**Work required:** Identify all lines in the data containing the string "sicher". Copy them out.

(Dataset rows)
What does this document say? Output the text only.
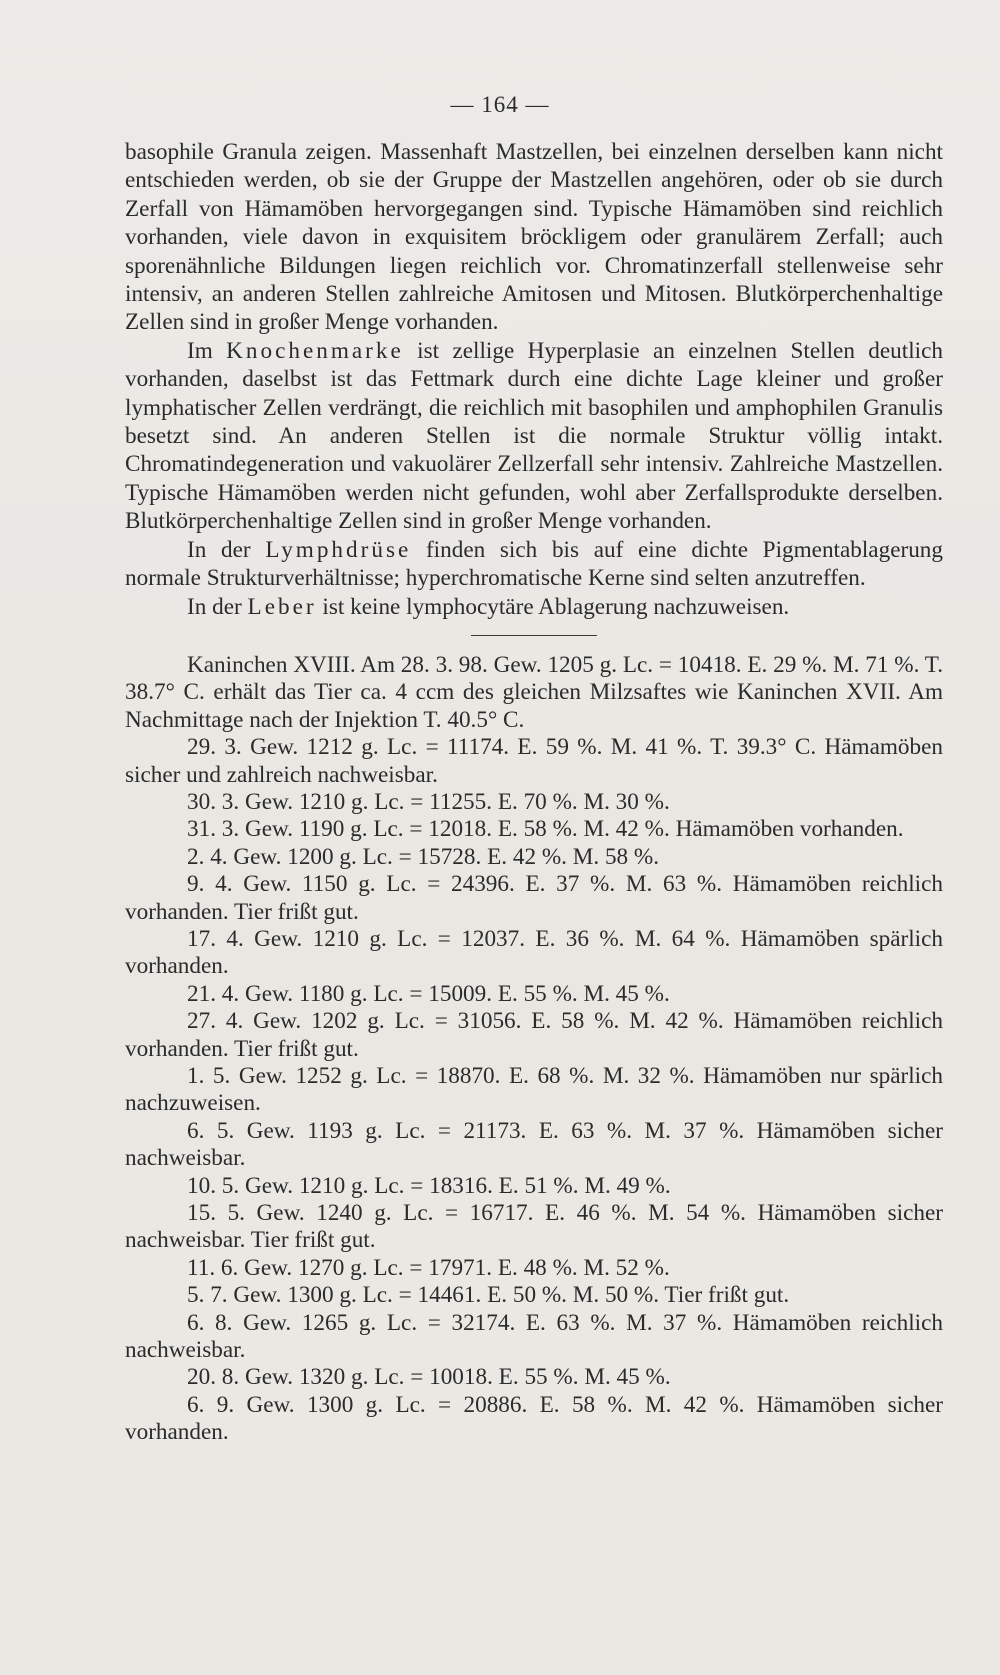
— 164 —

basophile Granula zeigen. Massenhaft Mastzellen, bei einzelnen derselben kann nicht entschieden werden, ob sie der Gruppe der Mastzellen angehören, oder ob sie durch Zerfall von Hämamöben hervorgegangen sind. Typische Hämamöben sind reichlich vorhanden, viele davon in exquisitem bröckligem oder granulärem Zerfall; auch sporenähnliche Bildungen liegen reichlich vor. Chromatinzerfall stellenweise sehr intensiv, an anderen Stellen zahlreiche Amitosen und Mitosen. Blutkörperchenhaltige Zellen sind in großer Menge vorhanden.

Im Knochenmarke ist zellige Hyperplasie an einzelnen Stellen deutlich vorhanden, daselbst ist das Fettmark durch eine dichte Lage kleiner und großer lymphatischer Zellen verdrängt, die reichlich mit basophilen und amphophilen Granulis besetzt sind. An anderen Stellen ist die normale Struktur völlig intakt. Chromatindegeneration und vakuolärer Zellzerfall sehr intensiv. Zahlreiche Mastzellen. Typische Hämamöben werden nicht gefunden, wohl aber Zerfallsprodukte derselben. Blutkörperchenhaltige Zellen sind in großer Menge vorhanden.

In der Lymphdrüse finden sich bis auf eine dichte Pigmentablagerung normale Strukturverhältnisse; hyperchromatische Kerne sind selten anzutreffen.

In der Leber ist keine lymphocytäre Ablagerung nachzuweisen.

Kaninchen XVIII. Am 28. 3. 98. Gew. 1205 g. Lc. = 10418. E. 29 %. M. 71 %. T. 38.7° C. erhält das Tier ca. 4 ccm des gleichen Milzsaftes wie Kaninchen XVII. Am Nachmittage nach der Injektion T. 40.5° C.

29. 3. Gew. 1212 g. Lc. = 11174. E. 59 %. M. 41 %. T. 39.3° C. Hämamöben sicher und zahlreich nachweisbar.

30. 3. Gew. 1210 g. Lc. = 11255. E. 70 %. M. 30 %.

31. 3. Gew. 1190 g. Lc. = 12018. E. 58 %. M. 42 %. Hämamöben vorhanden.

2. 4. Gew. 1200 g. Lc. = 15728. E. 42 %. M. 58 %.

9. 4. Gew. 1150 g. Lc. = 24396. E. 37 %. M. 63 %. Hämamöben reichlich vorhanden. Tier frißt gut.

17. 4. Gew. 1210 g. Lc. = 12037. E. 36 %. M. 64 %. Hämamöben spärlich vorhanden.

21. 4. Gew. 1180 g. Lc. = 15009. E. 55 %. M. 45 %.

27. 4. Gew. 1202 g. Lc. = 31056. E. 58 %. M. 42 %. Hämamöben reichlich vorhanden. Tier frißt gut.

1. 5. Gew. 1252 g. Lc. = 18870. E. 68 %. M. 32 %. Hämamöben nur spärlich nachzuweisen.

6. 5. Gew. 1193 g. Lc. = 21173. E. 63 %. M. 37 %. Hämamöben sicher nachweisbar.

10. 5. Gew. 1210 g. Lc. = 18316. E. 51 %. M. 49 %.

15. 5. Gew. 1240 g. Lc. = 16717. E. 46 %. M. 54 %. Hämamöben sicher nachweisbar. Tier frißt gut.

11. 6. Gew. 1270 g. Lc. = 17971. E. 48 %. M. 52 %.

5. 7. Gew. 1300 g. Lc. = 14461. E. 50 %. M. 50 %. Tier frißt gut.

6. 8. Gew. 1265 g. Lc. = 32174. E. 63 %. M. 37 %. Hämamöben reichlich nachweisbar.

20. 8. Gew. 1320 g. Lc. = 10018. E. 55 %. M. 45 %.

6. 9. Gew. 1300 g. Lc. = 20886. E. 58 %. M. 42 %. Hämamöben sicher vorhanden.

**Exercise solution:**
29. 3. Gew. 1212 g. Lc. = 11174. E. 59 %. M. 41 %. T. 39.3° C. Hämamöben sicher und zahlreich nachweisbar.
6. 5. Gew. 1193 g. Lc. = 21173. E. 63 %. M. 37 %. Hämamöben sicher nachweisbar.
15. 5. Gew. 1240 g. Lc. = 16717. E. 46 %. M. 54 %. Hämamöben sicher nachweisbar. Tier frißt gut.
6. 9. Gew. 1300 g. Lc. = 20886. E. 58 %. M. 42 %. Hämamöben sicher vorhanden.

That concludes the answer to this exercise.